Among the following entries, count the lines that contain "тексте" and report only the result.

※

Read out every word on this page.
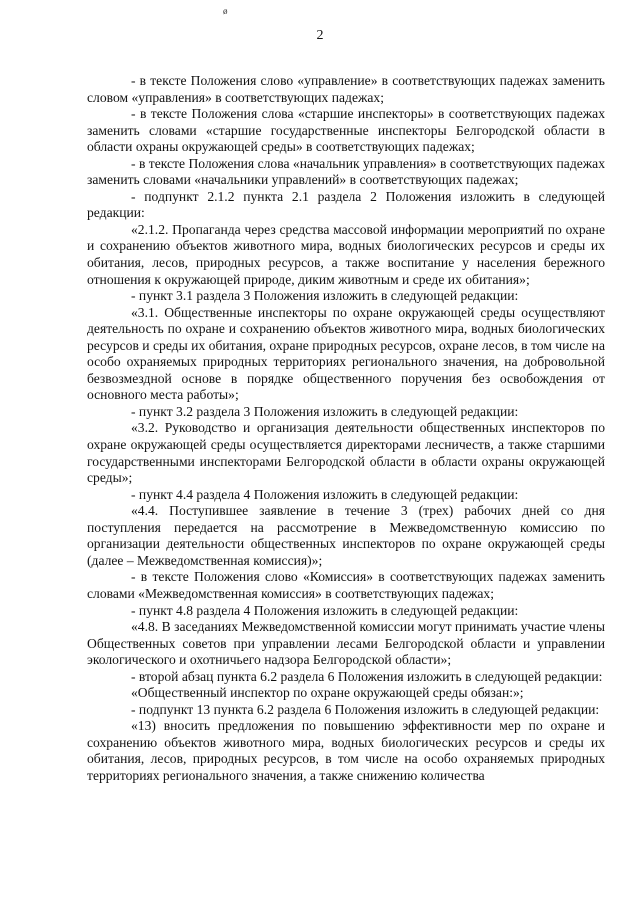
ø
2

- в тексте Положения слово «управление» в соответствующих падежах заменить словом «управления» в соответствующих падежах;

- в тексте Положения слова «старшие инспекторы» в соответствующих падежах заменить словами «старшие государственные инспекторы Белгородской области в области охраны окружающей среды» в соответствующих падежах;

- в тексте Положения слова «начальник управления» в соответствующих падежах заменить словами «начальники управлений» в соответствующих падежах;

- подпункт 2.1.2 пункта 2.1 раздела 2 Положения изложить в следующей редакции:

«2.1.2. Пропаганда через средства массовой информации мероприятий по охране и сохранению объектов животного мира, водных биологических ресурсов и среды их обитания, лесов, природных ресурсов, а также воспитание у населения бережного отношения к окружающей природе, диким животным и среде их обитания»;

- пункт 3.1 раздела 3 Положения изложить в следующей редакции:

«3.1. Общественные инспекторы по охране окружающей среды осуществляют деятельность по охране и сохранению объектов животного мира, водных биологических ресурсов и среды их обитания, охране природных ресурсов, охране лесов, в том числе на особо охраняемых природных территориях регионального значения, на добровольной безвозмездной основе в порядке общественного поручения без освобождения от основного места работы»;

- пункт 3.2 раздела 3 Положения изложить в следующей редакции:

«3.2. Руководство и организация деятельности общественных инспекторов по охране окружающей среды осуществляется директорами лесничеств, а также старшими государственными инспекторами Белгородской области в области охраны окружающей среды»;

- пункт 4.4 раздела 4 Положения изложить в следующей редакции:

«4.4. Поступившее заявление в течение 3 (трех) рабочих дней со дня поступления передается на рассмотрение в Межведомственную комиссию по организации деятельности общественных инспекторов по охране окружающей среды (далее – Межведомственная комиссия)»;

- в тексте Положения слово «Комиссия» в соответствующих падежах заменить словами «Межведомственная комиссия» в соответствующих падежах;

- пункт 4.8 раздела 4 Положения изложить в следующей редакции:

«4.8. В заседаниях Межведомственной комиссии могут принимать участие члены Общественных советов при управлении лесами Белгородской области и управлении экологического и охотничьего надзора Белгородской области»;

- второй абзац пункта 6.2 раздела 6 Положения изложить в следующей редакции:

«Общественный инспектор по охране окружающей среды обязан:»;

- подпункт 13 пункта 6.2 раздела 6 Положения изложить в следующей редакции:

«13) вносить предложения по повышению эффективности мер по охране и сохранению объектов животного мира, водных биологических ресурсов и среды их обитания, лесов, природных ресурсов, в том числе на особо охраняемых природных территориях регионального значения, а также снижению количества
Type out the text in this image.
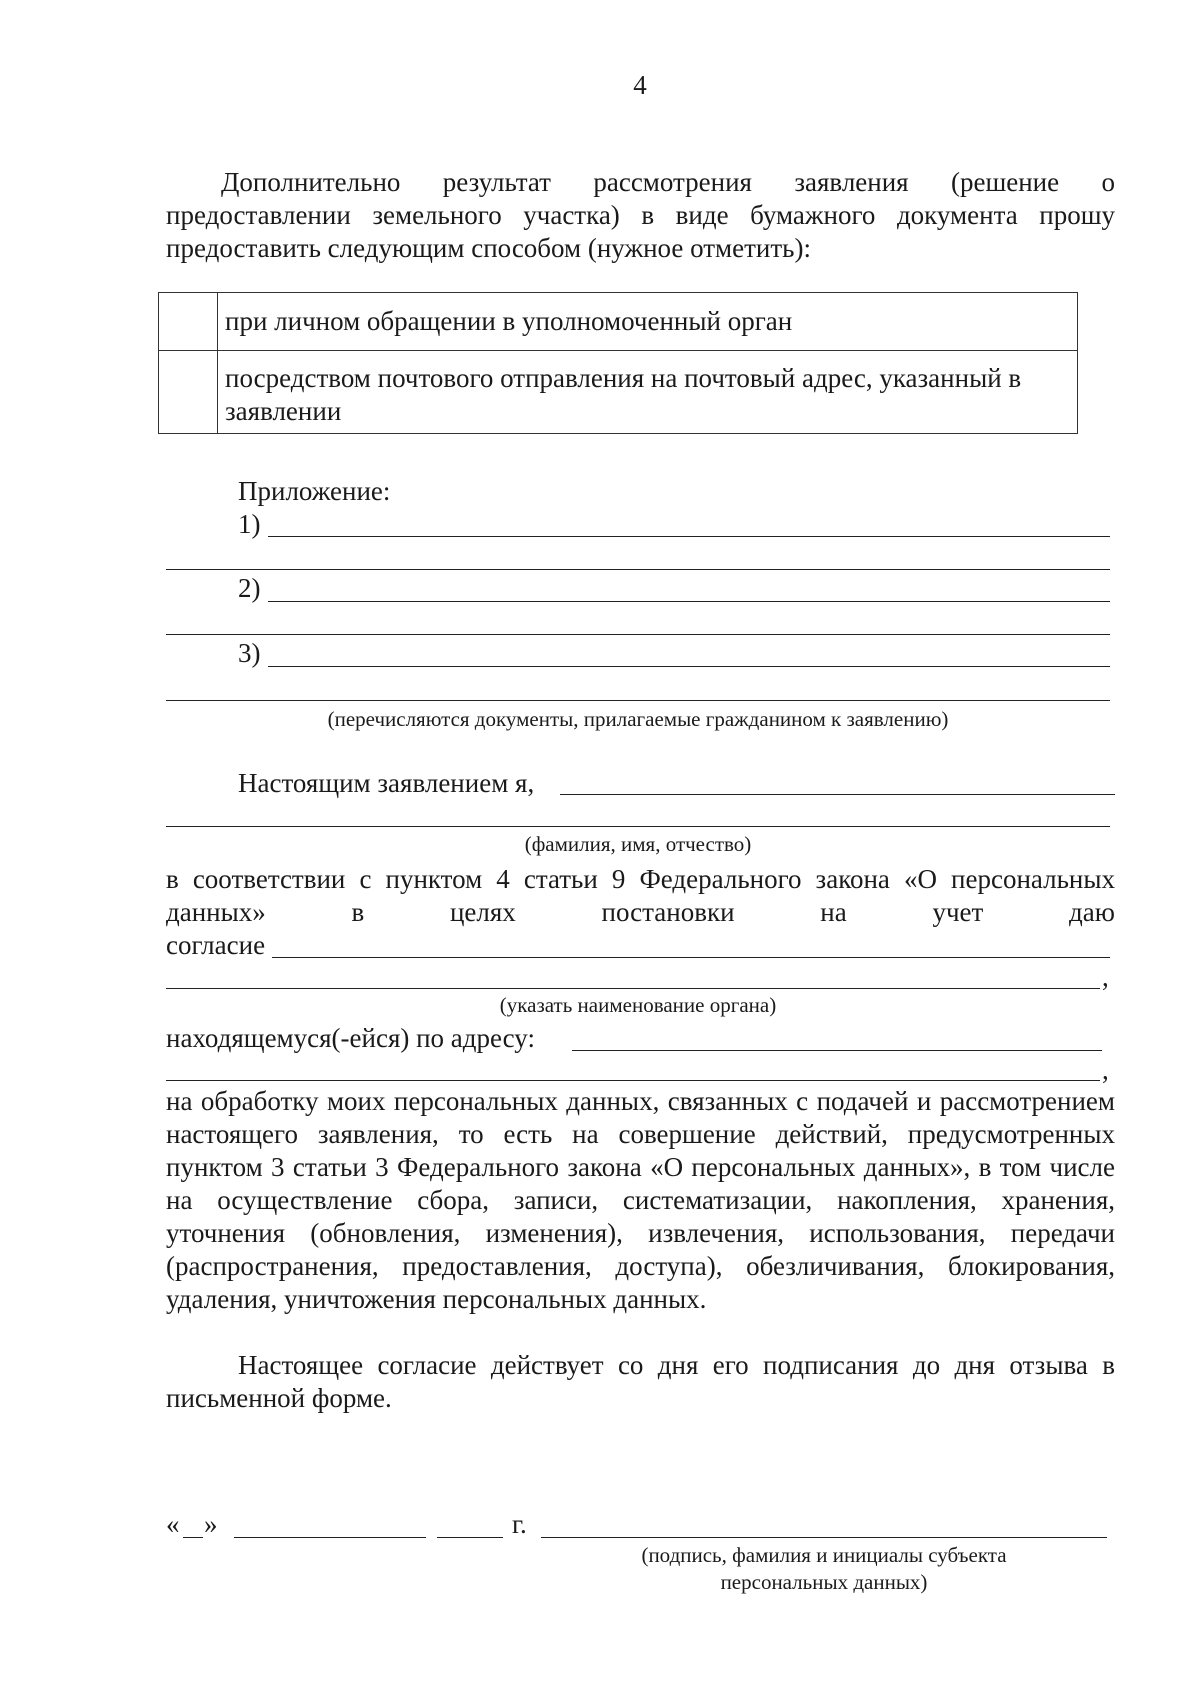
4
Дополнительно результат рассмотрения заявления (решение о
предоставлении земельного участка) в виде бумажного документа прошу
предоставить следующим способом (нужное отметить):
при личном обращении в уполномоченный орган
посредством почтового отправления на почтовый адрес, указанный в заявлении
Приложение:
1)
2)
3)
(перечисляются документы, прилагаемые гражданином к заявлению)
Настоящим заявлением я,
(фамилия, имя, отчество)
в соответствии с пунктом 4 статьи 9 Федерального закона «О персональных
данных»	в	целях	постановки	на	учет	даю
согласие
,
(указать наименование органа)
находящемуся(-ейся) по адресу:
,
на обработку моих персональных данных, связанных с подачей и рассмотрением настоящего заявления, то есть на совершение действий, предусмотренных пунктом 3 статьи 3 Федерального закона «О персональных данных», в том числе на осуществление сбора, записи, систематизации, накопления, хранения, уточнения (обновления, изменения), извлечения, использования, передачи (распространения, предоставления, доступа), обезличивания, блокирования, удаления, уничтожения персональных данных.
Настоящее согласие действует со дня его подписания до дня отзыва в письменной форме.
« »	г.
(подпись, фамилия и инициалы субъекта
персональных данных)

※

= RESULT BELOW =
4